> Task brief
Report only the number of lines in this material that include "name".

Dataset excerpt

>> begin

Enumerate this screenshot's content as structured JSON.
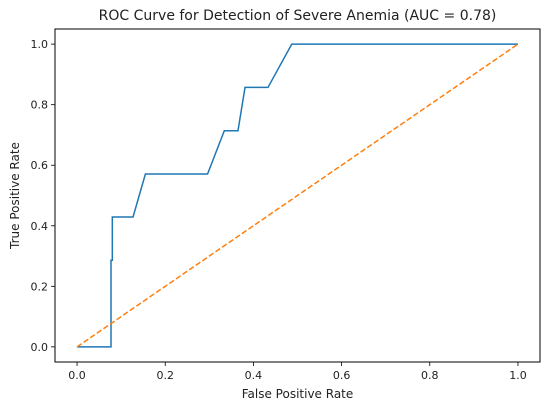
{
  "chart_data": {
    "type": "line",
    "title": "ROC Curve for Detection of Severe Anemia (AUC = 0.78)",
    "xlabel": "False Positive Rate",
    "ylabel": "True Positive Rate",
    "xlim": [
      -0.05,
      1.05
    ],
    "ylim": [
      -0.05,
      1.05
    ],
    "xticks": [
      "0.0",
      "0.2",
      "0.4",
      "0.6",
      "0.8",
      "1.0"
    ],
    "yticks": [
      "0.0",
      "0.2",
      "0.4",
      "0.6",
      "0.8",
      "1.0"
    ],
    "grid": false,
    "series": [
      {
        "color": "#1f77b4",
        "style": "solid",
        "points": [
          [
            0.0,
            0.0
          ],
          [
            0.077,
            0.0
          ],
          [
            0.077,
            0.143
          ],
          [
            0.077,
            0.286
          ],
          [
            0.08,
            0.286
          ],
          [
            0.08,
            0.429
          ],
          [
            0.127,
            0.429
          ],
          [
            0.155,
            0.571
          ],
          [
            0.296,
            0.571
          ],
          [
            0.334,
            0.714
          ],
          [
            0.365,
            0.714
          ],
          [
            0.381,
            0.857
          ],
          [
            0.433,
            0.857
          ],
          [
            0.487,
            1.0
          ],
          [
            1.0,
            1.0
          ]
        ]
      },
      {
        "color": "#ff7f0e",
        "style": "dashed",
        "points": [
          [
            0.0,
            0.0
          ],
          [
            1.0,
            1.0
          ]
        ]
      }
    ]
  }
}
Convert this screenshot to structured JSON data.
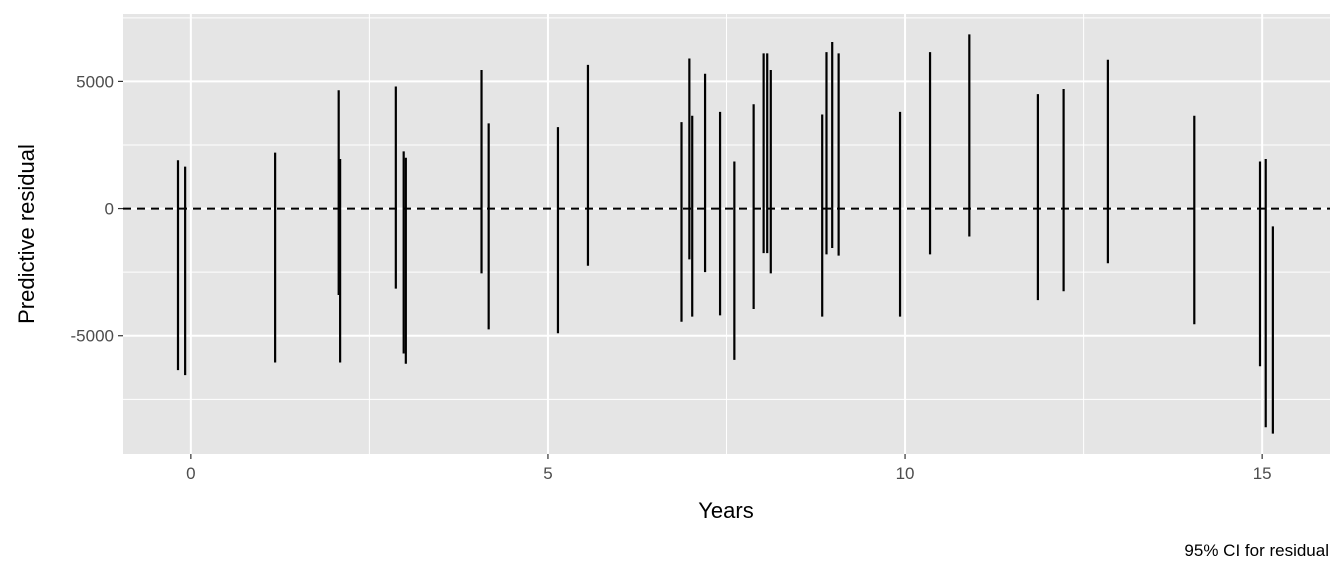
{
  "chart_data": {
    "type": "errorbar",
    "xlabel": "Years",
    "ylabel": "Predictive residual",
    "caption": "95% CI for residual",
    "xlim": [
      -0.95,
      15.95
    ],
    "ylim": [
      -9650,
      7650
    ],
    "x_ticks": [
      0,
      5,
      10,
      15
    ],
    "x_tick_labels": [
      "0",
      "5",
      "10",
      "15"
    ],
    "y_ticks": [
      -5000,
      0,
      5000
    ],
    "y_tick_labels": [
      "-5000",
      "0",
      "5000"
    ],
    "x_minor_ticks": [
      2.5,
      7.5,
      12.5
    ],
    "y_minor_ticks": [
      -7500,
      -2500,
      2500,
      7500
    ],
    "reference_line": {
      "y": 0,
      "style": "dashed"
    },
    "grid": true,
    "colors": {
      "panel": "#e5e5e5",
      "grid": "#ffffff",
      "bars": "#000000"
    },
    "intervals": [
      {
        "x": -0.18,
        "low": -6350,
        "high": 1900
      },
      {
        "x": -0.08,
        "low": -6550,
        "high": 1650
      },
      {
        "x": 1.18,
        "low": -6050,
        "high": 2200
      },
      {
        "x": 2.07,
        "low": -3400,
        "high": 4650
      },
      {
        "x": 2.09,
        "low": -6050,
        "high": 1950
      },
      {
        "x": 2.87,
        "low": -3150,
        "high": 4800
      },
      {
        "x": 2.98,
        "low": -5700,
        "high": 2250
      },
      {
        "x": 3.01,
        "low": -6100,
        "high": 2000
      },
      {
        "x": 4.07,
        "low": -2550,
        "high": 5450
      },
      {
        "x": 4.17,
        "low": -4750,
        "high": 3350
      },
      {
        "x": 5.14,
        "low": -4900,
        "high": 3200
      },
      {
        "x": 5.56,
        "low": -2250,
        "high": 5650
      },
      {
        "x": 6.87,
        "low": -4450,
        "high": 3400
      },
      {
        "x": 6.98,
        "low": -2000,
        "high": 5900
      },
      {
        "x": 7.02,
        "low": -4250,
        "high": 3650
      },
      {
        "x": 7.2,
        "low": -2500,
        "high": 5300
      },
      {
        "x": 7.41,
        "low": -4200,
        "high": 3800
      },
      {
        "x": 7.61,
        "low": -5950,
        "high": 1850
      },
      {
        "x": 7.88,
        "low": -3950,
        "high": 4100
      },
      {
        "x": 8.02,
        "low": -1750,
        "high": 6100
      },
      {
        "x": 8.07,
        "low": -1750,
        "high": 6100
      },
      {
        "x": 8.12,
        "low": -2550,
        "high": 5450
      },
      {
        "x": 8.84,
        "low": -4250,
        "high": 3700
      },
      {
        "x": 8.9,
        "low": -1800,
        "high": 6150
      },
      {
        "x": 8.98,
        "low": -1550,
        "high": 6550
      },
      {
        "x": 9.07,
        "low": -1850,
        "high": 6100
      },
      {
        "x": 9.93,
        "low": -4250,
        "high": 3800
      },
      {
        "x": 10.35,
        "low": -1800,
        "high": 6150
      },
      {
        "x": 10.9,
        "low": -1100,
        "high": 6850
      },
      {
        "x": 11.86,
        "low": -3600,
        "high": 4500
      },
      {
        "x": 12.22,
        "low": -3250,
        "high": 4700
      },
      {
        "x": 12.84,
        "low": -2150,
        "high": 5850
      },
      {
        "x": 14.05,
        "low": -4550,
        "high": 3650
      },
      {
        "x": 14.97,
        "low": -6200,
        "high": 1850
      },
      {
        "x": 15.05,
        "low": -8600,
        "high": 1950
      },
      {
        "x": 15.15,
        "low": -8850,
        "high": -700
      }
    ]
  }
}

>> end
>> begin

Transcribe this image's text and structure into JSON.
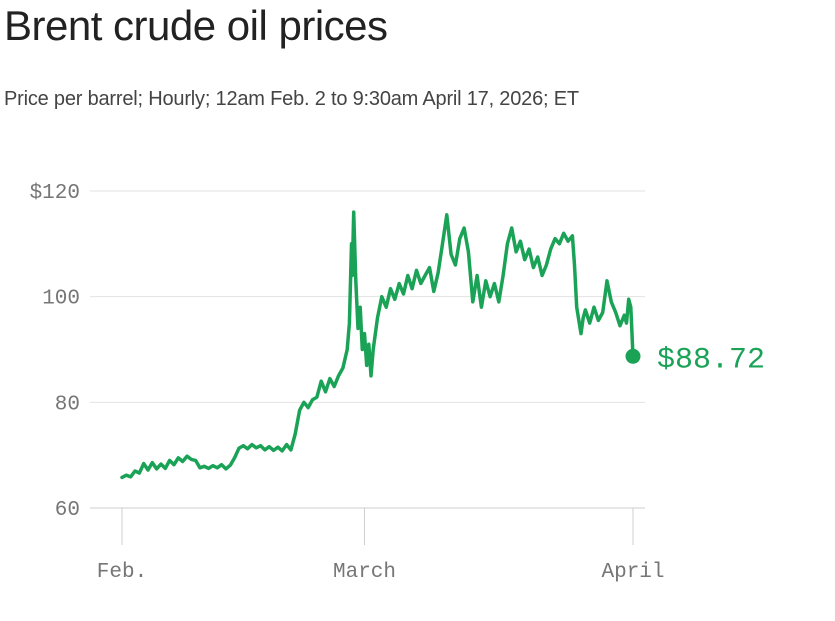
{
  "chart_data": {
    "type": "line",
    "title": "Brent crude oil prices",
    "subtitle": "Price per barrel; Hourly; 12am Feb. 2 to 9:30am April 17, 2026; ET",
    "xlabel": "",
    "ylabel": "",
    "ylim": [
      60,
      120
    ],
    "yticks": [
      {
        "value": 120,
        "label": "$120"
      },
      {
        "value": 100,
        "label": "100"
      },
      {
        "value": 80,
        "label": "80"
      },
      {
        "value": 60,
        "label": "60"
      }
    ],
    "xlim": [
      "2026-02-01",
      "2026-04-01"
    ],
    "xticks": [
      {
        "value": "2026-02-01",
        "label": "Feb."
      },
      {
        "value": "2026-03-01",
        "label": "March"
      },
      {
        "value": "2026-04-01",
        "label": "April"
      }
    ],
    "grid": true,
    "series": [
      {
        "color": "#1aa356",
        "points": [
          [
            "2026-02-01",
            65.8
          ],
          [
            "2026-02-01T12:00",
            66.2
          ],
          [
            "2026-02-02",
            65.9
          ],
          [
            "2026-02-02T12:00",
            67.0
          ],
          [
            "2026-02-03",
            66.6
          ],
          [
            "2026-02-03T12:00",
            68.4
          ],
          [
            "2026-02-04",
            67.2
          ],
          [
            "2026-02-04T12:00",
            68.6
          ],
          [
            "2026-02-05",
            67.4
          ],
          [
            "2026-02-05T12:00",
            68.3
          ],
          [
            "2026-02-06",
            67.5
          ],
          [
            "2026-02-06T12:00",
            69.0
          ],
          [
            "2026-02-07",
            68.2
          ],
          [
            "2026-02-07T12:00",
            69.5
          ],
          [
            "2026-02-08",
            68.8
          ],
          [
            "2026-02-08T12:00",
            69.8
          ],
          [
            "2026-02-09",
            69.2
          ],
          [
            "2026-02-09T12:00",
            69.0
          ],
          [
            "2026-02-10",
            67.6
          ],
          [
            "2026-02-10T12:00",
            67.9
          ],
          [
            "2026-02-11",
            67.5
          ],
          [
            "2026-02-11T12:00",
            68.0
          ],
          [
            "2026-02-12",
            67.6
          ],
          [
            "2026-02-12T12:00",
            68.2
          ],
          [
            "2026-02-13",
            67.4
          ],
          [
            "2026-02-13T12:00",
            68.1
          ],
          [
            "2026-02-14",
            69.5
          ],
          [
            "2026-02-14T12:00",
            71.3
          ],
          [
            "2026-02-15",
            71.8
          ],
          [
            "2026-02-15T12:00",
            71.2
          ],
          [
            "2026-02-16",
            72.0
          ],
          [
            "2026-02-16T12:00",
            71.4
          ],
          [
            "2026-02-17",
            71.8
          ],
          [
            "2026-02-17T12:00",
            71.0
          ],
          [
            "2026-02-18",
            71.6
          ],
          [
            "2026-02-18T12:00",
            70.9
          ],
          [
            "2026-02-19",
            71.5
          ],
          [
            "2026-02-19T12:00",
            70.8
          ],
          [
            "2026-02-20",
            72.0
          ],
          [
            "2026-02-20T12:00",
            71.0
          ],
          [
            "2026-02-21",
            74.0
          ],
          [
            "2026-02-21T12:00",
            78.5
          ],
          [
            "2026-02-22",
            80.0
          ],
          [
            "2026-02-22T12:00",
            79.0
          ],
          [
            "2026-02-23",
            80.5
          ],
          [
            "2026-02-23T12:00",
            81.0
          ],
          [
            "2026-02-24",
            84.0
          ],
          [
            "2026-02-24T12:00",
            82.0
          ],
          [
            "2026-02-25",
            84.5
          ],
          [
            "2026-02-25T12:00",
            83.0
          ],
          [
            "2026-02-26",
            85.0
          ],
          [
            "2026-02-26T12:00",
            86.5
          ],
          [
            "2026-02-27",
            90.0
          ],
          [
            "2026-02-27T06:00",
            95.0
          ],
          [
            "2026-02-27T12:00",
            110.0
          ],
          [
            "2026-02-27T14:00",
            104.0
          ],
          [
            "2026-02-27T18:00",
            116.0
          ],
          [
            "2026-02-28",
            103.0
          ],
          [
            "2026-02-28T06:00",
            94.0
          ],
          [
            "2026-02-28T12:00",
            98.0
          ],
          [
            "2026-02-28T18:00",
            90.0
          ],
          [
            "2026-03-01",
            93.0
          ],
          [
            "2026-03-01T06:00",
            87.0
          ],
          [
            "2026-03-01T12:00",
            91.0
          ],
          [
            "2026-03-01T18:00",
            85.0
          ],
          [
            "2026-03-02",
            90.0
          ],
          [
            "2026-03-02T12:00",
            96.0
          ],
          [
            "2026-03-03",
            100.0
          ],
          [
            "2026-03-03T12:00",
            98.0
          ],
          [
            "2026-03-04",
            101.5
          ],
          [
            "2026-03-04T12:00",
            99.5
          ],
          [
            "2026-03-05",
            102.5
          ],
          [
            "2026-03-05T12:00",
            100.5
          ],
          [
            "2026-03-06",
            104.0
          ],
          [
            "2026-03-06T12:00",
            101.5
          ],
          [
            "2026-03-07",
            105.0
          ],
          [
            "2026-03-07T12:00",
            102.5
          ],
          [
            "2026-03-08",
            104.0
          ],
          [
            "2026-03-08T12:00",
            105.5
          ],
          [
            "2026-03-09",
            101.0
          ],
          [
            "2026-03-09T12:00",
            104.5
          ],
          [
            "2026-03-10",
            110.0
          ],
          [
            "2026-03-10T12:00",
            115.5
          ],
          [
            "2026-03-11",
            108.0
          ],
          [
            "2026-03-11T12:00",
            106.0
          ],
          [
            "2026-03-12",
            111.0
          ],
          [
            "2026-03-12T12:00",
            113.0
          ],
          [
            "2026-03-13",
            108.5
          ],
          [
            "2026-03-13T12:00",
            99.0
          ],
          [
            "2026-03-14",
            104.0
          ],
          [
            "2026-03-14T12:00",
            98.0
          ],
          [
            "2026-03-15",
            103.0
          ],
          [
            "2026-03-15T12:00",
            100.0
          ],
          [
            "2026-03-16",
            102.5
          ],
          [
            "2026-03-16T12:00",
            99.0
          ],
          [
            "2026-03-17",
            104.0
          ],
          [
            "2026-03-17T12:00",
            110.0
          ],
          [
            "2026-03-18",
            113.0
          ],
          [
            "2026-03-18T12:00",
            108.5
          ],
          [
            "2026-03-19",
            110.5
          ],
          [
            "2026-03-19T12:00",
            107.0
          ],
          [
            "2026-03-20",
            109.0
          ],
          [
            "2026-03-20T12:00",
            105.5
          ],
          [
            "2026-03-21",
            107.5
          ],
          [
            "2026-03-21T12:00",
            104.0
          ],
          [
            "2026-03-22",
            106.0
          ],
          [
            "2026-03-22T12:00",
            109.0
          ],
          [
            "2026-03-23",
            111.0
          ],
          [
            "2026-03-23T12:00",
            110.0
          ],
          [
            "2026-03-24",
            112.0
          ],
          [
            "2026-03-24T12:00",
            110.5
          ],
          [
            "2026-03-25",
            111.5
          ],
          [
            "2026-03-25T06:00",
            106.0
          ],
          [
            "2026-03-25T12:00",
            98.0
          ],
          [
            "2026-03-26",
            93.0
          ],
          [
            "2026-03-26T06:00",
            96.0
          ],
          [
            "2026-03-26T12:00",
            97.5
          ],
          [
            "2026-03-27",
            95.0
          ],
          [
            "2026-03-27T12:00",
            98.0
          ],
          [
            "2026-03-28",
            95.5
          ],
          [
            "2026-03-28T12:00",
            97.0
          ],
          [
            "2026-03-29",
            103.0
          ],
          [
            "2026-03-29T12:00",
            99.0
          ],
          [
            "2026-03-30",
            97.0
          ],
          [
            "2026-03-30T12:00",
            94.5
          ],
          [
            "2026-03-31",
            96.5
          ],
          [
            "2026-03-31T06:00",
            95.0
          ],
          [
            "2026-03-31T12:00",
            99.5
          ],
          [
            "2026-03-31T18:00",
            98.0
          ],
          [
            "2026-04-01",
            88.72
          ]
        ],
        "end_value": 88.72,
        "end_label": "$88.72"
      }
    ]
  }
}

>> end
>> begin

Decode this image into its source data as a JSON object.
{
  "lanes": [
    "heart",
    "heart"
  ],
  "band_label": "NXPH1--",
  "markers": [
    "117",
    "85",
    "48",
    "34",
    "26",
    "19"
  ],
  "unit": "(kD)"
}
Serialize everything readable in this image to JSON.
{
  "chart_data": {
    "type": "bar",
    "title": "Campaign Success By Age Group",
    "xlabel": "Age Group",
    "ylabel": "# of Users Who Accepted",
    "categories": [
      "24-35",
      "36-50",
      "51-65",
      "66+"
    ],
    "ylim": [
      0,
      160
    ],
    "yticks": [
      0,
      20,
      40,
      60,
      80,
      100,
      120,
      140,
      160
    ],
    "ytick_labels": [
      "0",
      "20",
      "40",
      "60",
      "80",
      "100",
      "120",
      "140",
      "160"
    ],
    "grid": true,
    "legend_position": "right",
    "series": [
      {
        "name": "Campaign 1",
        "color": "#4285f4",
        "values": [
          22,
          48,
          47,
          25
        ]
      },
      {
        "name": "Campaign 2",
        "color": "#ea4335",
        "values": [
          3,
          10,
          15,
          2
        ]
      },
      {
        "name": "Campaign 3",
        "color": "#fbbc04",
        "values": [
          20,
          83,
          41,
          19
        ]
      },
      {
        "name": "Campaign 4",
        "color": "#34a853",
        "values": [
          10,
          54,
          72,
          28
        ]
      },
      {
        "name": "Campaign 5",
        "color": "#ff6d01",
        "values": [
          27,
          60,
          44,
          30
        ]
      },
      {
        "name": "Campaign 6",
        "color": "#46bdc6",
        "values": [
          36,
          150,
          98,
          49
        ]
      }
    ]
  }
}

>> end

> Answer for this exercise
6